* [Stored entries]
****************
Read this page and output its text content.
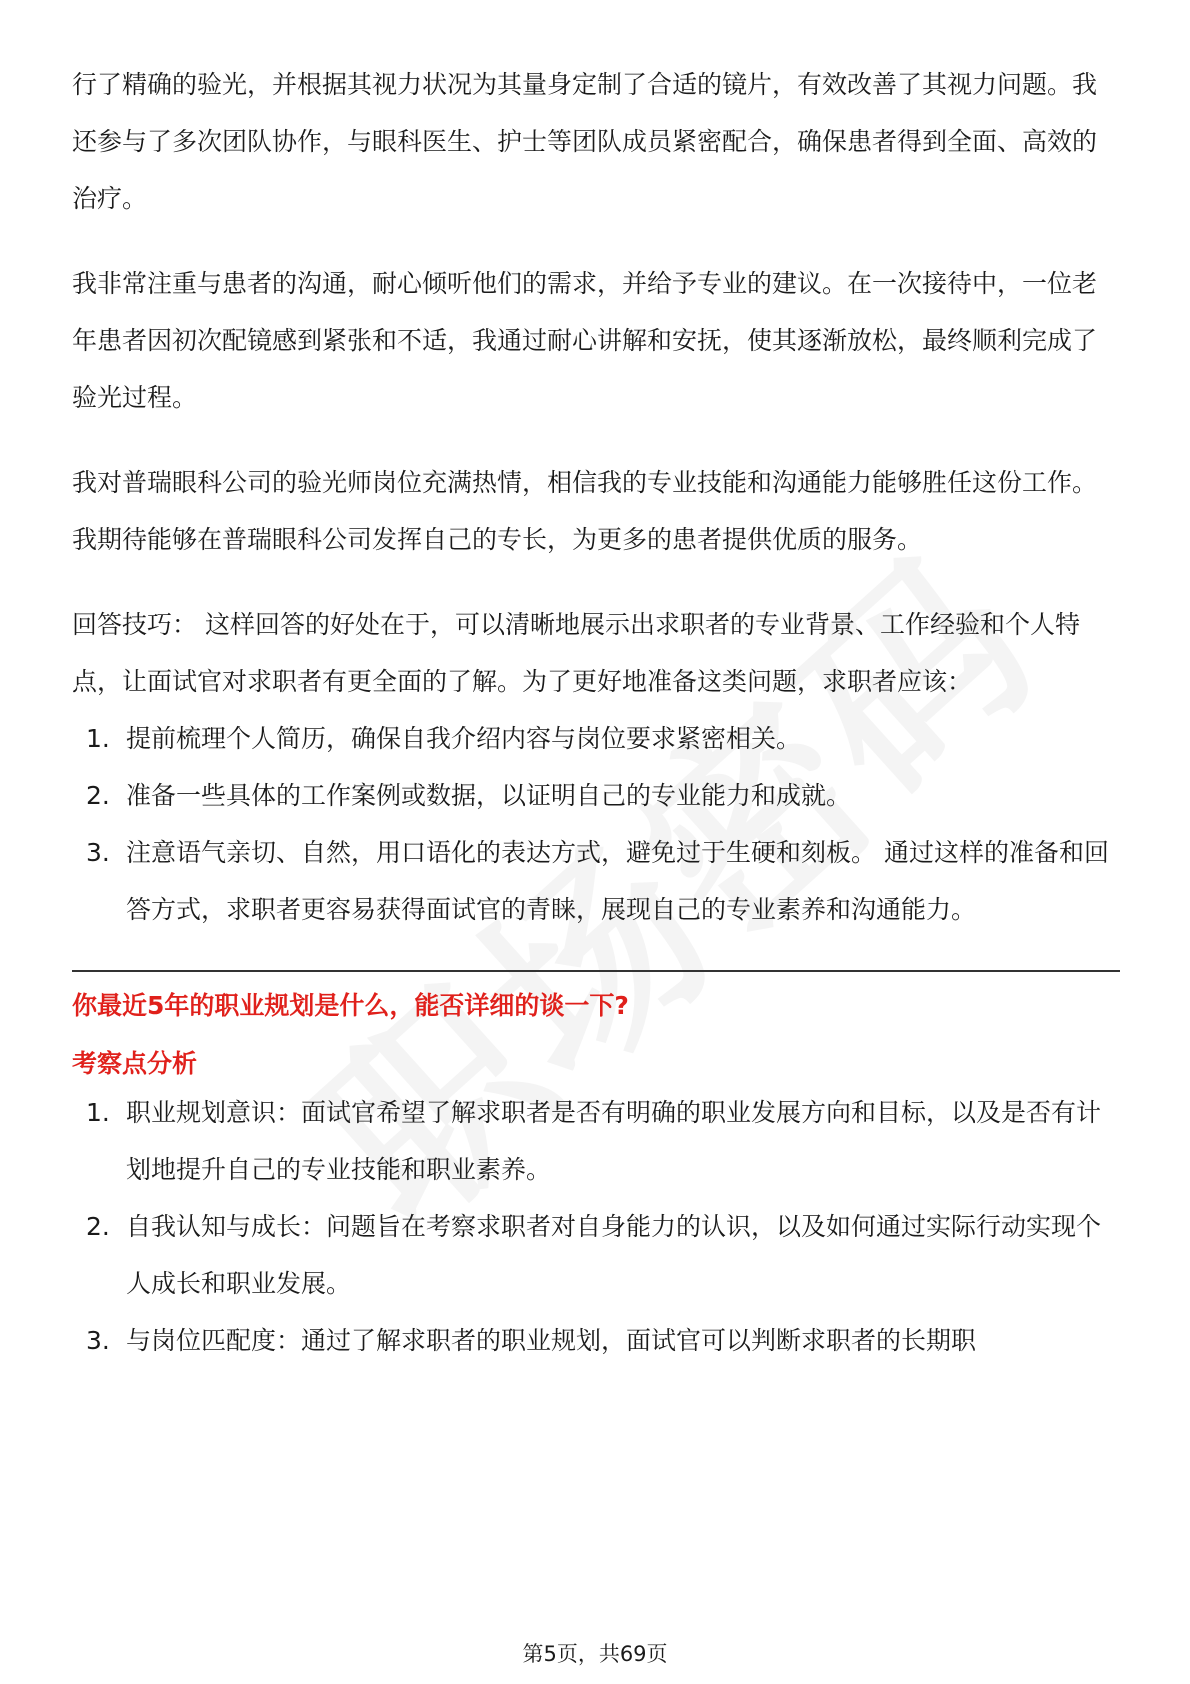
行了精确的验光，并根据其视力状况为其量身定制了合适的镜片，有效改善了其视力问题。我还参与了多次团队协作，与眼科医生、护士等团队成员紧密配合，确保患者得到全面、高效的治疗。

我非常注重与患者的沟通，耐心倾听他们的需求，并给予专业的建议。在一次接待中，一位老年患者因初次配镜感到紧张和不适，我通过耐心讲解和安抚，使其逐渐放松，最终顺利完成了验光过程。

我对普瑞眼科公司的验光师岗位充满热情，相信我的专业技能和沟通能力能够胜任这份工作。我期待能够在普瑞眼科公司发挥自己的专长，为更多的患者提供优质的服务。

回答技巧： 这样回答的好处在于，可以清晰地展示出求职者的专业背景、工作经验和个人特点，让面试官对求职者有更全面的了解。为了更好地准备这类问题，求职者应该：

1. 提前梳理个人简历，确保自我介绍内容与岗位要求紧密相关。
2. 准备一些具体的工作案例或数据，以证明自己的专业能力和成就。
3. 注意语气亲切、自然，用口语化的表达方式，避免过于生硬和刻板。 通过这样的准备和回答方式，求职者更容易获得面试官的青睐，展现自己的专业素养和沟通能力。
你最近5年的职业规划是什么，能否详细的谈一下?
考察点分析
1. 职业规划意识：面试官希望了解求职者是否有明确的职业发展方向和目标，以及是否有计划地提升自己的专业技能和职业素养。
2. 自我认知与成长：问题旨在考察求职者对自身能力的认识，以及如何通过实际行动实现个人成长和职业发展。
3. 与岗位匹配度：通过了解求职者的职业规划，面试官可以判断求职者的长期职
第5页，共69页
****************
* [Work to be completed] Copy every line of the data exactly as written, excluding the pictures.

* [Exercise output]
Read this page and output its text content.
行了精确的验光，并根据其视力状况为其量身定制了合适的镜片，有效改善了其视力问题。我还参与了多次团队协作，与眼科医生、护士等团队成员紧密配合，确保患者得到全面、高效的治疗。

我非常注重与患者的沟通，耐心倾听他们的需求，并给予专业的建议。在一次接待中，一位老年患者因初次配镜感到紧张和不适，我通过耐心讲解和安抚，使其逐渐放松，最终顺利完成了验光过程。

我对普瑞眼科公司的验光师岗位充满热情，相信我的专业技能和沟通能力能够胜任这份工作。我期待能够在普瑞眼科公司发挥自己的专长，为更多的患者提供优质的服务。

回答技巧： 这样回答的好处在于，可以清晰地展示出求职者的专业背景、工作经验和个人特点，让面试官对求职者有更全面的了解。为了更好地准备这类问题，求职者应该：

1. 提前梳理个人简历，确保自我介绍内容与岗位要求紧密相关。
2. 准备一些具体的工作案例或数据，以证明自己的专业能力和成就。
3. 注意语气亲切、自然，用口语化的表达方式，避免过于生硬和刻板。 通过这样的准备和回答方式，求职者更容易获得面试官的青睐，展现自己的专业素养和沟通能力。
你最近5年的职业规划是什么，能否详细的谈一下?
考察点分析
1. 职业规划意识：面试官希望了解求职者是否有明确的职业发展方向和目标，以及是否有计划地提升自己的专业技能和职业素养。
2. 自我认知与成长：问题旨在考察求职者对自身能力的认识，以及如何通过实际行动实现个人成长和职业发展。
3. 与岗位匹配度：通过了解求职者的职业规划，面试官可以判断求职者的长期职
第5页，共69页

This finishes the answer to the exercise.